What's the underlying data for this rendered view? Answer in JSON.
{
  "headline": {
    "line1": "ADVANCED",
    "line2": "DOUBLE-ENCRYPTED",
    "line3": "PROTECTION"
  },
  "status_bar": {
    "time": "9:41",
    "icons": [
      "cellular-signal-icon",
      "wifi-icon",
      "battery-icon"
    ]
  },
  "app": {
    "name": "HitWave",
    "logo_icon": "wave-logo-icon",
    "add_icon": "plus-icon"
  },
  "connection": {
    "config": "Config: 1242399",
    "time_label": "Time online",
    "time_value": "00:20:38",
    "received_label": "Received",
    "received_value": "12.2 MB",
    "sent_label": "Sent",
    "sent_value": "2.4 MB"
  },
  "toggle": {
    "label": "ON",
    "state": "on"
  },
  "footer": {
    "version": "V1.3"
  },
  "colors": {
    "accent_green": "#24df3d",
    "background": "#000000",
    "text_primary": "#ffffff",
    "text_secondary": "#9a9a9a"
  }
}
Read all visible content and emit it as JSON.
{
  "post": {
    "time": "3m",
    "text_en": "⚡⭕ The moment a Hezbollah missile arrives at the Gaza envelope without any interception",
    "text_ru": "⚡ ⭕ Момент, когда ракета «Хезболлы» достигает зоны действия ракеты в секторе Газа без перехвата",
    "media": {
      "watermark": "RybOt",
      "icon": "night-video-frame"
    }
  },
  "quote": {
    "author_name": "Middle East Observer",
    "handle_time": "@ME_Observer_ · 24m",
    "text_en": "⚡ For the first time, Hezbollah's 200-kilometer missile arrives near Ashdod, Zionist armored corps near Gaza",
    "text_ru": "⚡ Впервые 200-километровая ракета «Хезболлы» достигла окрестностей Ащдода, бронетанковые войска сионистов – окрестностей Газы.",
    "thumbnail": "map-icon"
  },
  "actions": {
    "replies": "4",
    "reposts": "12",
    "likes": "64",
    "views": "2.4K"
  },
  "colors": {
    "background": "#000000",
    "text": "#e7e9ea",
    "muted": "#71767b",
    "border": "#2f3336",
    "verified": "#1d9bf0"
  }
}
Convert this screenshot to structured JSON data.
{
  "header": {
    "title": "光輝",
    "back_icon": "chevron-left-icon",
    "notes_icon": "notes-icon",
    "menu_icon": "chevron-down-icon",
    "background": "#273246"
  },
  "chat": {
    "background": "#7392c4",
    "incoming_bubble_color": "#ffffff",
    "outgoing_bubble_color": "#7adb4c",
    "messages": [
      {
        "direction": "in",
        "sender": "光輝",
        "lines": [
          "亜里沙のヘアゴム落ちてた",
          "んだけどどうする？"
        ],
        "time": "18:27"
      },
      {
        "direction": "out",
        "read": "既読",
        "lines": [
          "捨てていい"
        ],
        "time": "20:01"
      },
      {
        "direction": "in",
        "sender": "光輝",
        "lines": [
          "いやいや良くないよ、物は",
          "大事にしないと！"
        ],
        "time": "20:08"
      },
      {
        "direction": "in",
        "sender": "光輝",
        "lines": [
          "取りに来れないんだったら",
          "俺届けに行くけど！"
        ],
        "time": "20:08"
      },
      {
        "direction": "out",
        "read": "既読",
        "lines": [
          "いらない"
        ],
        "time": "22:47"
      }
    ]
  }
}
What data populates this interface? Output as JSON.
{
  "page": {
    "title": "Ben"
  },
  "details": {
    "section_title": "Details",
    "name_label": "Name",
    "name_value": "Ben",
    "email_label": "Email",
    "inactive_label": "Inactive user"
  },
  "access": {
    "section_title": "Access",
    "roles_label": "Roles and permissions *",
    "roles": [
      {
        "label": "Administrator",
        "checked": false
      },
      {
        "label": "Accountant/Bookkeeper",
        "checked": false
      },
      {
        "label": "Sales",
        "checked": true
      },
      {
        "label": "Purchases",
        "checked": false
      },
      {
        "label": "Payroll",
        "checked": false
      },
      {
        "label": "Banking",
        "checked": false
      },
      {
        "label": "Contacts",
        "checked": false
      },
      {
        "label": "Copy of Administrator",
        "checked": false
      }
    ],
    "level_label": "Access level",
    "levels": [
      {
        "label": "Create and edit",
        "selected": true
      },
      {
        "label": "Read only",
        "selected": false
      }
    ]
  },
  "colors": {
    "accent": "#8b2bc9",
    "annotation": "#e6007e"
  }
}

+-------+

Instructions to follow ▸
Find how many lines of the material carry the string "this". Only the number should be in the answer.

Expected answer ▸
3